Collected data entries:

..........

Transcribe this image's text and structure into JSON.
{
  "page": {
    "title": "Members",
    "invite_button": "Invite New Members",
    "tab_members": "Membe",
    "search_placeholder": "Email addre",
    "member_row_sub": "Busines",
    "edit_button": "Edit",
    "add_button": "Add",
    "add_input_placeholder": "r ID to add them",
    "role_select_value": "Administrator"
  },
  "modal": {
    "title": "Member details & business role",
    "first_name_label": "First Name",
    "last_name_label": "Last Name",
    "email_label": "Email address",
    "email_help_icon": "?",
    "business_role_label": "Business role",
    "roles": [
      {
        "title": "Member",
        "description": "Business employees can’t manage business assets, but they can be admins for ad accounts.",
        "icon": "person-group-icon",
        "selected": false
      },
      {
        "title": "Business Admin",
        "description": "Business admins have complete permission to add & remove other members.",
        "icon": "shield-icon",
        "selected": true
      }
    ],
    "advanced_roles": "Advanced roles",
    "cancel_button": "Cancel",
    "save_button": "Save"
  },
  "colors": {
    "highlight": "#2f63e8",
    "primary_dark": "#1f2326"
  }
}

..........

### Task directions
Pull out each line containing the word "roles" and copy it.

### Solution for this exercise
    "roles": [
    "advanced_roles": "Advanced roles",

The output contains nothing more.